### Problem
Extract the complete listing and output it unchanged.

### A block of data
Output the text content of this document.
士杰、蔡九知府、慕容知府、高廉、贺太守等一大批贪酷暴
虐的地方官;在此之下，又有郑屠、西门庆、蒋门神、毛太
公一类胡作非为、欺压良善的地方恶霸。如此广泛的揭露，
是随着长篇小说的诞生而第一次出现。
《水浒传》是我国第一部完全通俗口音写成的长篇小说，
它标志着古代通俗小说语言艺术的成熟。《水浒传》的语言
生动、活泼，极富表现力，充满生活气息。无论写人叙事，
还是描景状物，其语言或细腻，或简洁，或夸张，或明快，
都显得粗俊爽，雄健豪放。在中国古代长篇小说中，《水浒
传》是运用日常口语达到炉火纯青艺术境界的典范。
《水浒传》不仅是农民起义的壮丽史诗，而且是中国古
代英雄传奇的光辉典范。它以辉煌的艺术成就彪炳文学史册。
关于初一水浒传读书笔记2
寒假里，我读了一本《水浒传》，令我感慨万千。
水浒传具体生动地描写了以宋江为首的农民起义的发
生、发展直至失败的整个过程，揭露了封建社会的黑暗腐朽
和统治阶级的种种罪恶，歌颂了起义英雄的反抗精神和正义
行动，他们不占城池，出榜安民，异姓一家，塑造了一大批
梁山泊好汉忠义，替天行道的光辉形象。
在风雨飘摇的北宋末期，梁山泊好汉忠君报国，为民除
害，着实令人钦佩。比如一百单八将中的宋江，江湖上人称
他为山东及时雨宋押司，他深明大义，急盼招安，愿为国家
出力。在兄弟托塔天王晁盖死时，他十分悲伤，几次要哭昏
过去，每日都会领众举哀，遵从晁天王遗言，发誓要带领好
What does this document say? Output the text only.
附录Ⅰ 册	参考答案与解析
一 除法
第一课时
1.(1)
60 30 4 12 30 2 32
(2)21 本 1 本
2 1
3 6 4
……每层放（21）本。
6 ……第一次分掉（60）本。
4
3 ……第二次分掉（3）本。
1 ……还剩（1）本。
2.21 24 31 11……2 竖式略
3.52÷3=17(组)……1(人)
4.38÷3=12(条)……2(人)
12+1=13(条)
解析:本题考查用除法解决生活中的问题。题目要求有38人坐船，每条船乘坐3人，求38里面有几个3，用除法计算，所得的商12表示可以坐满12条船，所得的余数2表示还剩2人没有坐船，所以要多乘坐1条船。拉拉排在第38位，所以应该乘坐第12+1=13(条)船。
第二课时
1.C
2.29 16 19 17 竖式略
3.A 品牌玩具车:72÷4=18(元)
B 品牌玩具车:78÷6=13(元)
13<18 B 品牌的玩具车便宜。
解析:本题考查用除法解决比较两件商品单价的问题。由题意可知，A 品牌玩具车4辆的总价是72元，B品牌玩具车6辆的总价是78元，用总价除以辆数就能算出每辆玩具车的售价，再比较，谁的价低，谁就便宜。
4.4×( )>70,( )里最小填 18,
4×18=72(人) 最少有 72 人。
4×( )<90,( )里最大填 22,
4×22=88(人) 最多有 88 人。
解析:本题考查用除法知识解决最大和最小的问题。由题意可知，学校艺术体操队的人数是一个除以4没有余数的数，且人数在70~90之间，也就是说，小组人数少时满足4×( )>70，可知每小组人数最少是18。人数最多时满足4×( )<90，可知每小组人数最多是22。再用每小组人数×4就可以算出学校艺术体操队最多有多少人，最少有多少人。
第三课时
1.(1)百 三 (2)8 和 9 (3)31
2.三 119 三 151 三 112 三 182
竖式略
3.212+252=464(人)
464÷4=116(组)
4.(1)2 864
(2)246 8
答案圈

### Task response
Output the text content of this document.
士杰、蔡九知府、慕容知府、高廉、贺太守等一大批贪酷暴
虐的地方官;在此之下，又有郑屠、西门庆、蒋门神、毛太
公一类胡作非为、欺压良善的地方恶霸。如此广泛的揭露，
是随着长篇小说的诞生而第一次出现。
《水浒传》是我国第一部完全通俗口音写成的长篇小说，
它标志着古代通俗小说语言艺术的成熟。《水浒传》的语言
生动、活泼，极富表现力，充满生活气息。无论写人叙事，
还是描景状物，其语言或细腻，或简洁，或夸张，或明快，
都显得粗俊爽，雄健豪放。在中国古代长篇小说中，《水浒
传》是运用日常口语达到炉火纯青艺术境界的典范。
《水浒传》不仅是农民起义的壮丽史诗，而且是中国古
代英雄传奇的光辉典范。它以辉煌的艺术成就彪炳文学史册。
关于初一水浒传读书笔记2
寒假里，我读了一本《水浒传》，令我感慨万千。
水浒传具体生动地描写了以宋江为首的农民起义的发
生、发展直至失败的整个过程，揭露了封建社会的黑暗腐朽
和统治阶级的种种罪恶，歌颂了起义英雄的反抗精神和正义
行动，他们不占城池，出榜安民，异姓一家，塑造了一大批
梁山泊好汉忠义，替天行道的光辉形象。
在风雨飘摇的北宋末期，梁山泊好汉忠君报国，为民除
害，着实令人钦佩。比如一百单八将中的宋江，江湖上人称
他为山东及时雨宋押司，他深明大义，急盼招安，愿为国家
出力。在兄弟托塔天王晁盖死时，他十分悲伤，几次要哭昏
过去，每日都会领众举哀，遵从晁天王遗言，发誓要带领好
What does this document say? Output the text only.
附录Ⅰ 册	参考答案与解析
一 除法
第一课时
1.(1)
60 30 4 12 30 2 32
(2)21 本 1 本
2 1
3 6 4
……每层放（21）本。
6 ……第一次分掉（60）本。
4
3 ……第二次分掉（3）本。
1 ……还剩（1）本。
2.21 24 31 11……2 竖式略
3.52÷3=17(组)……1(人)
4.38÷3=12(条)……2(人)
12+1=13(条)
解析:本题考查用除法解决生活中的问题。题目要求有38人坐船，每条船乘坐3人，求38里面有几个3，用除法计算，所得的商12表示可以坐满12条船，所得的余数2表示还剩2人没有坐船，所以要多乘坐1条船。拉拉排在第38位，所以应该乘坐第12+1=13(条)船。
第二课时
1.C
2.29 16 19 17 竖式略
3.A 品牌玩具车:72÷4=18(元)
B 品牌玩具车:78÷6=13(元)
13<18 B 品牌的玩具车便宜。
解析:本题考查用除法解决比较两件商品单价的问题。由题意可知，A 品牌玩具车4辆的总价是72元，B品牌玩具车6辆的总价是78元，用总价除以辆数就能算出每辆玩具车的售价，再比较，谁的价低，谁就便宜。
4.4×( )>70,( )里最小填 18,
4×18=72(人) 最少有 72 人。
4×( )<90,( )里最大填 22,
4×22=88(人) 最多有 88 人。
解析:本题考查用除法知识解决最大和最小的问题。由题意可知，学校艺术体操队的人数是一个除以4没有余数的数，且人数在70~90之间，也就是说，小组人数少时满足4×( )>70，可知每小组人数最少是18。人数最多时满足4×( )<90，可知每小组人数最多是22。再用每小组人数×4就可以算出学校艺术体操队最多有多少人，最少有多少人。
第三课时
1.(1)百 三 (2)8 和 9 (3)31
2.三 119 三 151 三 112 三 182
竖式略
3.212+252=464(人)
464÷4=116(组)
4.(1)2 864
(2)246 8
答案圈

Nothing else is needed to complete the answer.